**PROBLEM TO SOLVE:** Reproduce the entries word for word, and omit any picture you find in them.

Stored records

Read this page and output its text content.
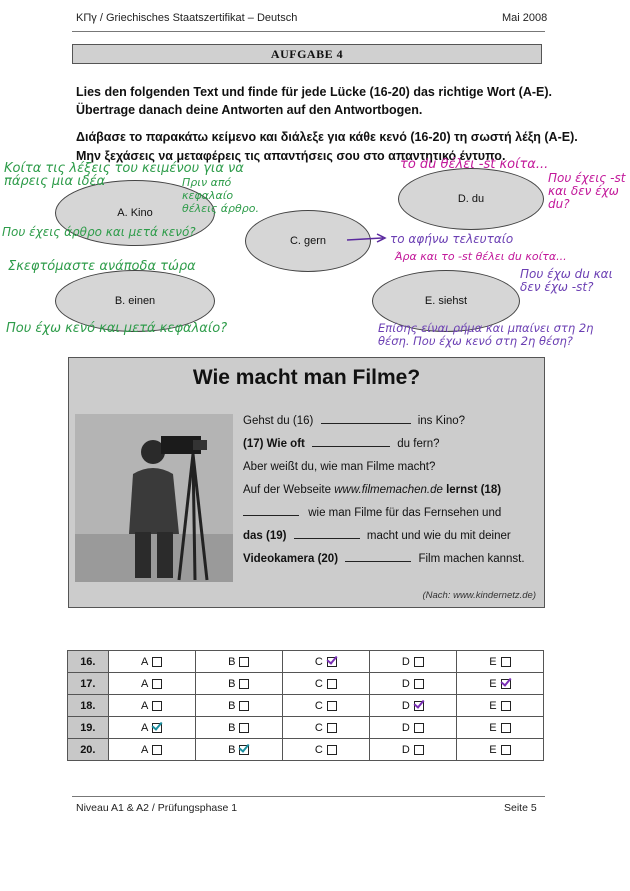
ΚΠγ / Griechisches Staatszertifikat – Deutsch	Mai 2008
AUFGABE 4
Lies den folgenden Text und finde für jede Lücke (16-20) das richtige Wort (A-E).
Übertrage danach deine Antworten auf den Antwortbogen.
Διάβασε το παρακάτω κείμενο και διάλεξε για κάθε κενό (16-20) τη σωστή λέξη (A-E).
Μην ξεχάσεις να μεταφέρεις τις απαντήσεις σου στο απαντητικό έντυπο.
A. Kino
B. einen
C. gern
D. du
E. siehst
Κοίτα τις λέξεις του κειμένου για να πάρεις μια ιδέα	Πριν από κεφαλαίο θέλεις άρθρο.
Που έχεις άρθρο και μετά κενό?
Σκεφτόμαστε ανάποδα τώρα
Που έχω κενό και μετά κεφαλαίο?
το du θέλει -st κοίτα...
Που έχεις -st και δεν έχω du?
το αφήνω τελευταίο
Άρα και το -st θέλει du κοίτα...
Που έχω du και δεν έχω -st?
Επίσης είναι ρήμα και μπαίνει στη 2η θέση. Που έχω κενό στη 2η θέση?
Wie macht man Filme?
Gehst du (16)	ins Kino?
(17) Wie oft	du fern?
Aber weißt du, wie man Filme macht?
Auf der Webseite www.filmemachen.de lernst (18)
wie man Filme für das Fernsehen und
das (19)	macht und wie du mit deiner
Videokamera (20)	Film machen kannst.
(Nach: www.kindernetz.de)
16.	A	B	C	D	E
17.	A	B	C	D	E
18.	A	B	C	D	E
19.	A	B	C	D	E
20.	A	B	C	D	E
Niveau A1 & A2 / Prüfungsphase 1	Seite 5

**EXERCISE SOLUTION:**
Read this page and output its text content.
ΚΠγ / Griechisches Staatszertifikat – Deutsch	Mai 2008
AUFGABE 4
Lies den folgenden Text und finde für jede Lücke (16-20) das richtige Wort (A-E).
Übertrage danach deine Antworten auf den Antwortbogen.
Διάβασε το παρακάτω κείμενο και διάλεξε για κάθε κενό (16-20) τη σωστή λέξη (A-E).
Μην ξεχάσεις να μεταφέρεις τις απαντήσεις σου στο απαντητικό έντυπο.
A. Kino
B. einen
C. gern
D. du
E. siehst
Κοίτα τις λέξεις του κειμένου για να πάρεις μια ιδέα	Πριν από κεφαλαίο θέλεις άρθρο.
Που έχεις άρθρο και μετά κενό?
Σκεφτόμαστε ανάποδα τώρα
Που έχω κενό και μετά κεφαλαίο?
το du θέλει -st κοίτα...
Που έχεις -st και δεν έχω du?
το αφήνω τελευταίο
Άρα και το -st θέλει du κοίτα...
Που έχω du και δεν έχω -st?
Επίσης είναι ρήμα και μπαίνει στη 2η θέση. Που έχω κενό στη 2η θέση?
Wie macht man Filme?
Gehst du (16)	ins Kino?
(17) Wie oft	du fern?
Aber weißt du, wie man Filme macht?
Auf der Webseite www.filmemachen.de lernst (18)
wie man Filme für das Fernsehen und
das (19)	macht und wie du mit deiner
Videokamera (20)	Film machen kannst.
(Nach: www.kindernetz.de)
16.	A	B	C	D	E
17.	A	B	C	D	E
18.	A	B	C	D	E
19.	A	B	C	D	E
20.	A	B	C	D	E
Niveau A1 & A2 / Prüfungsphase 1	Seite 5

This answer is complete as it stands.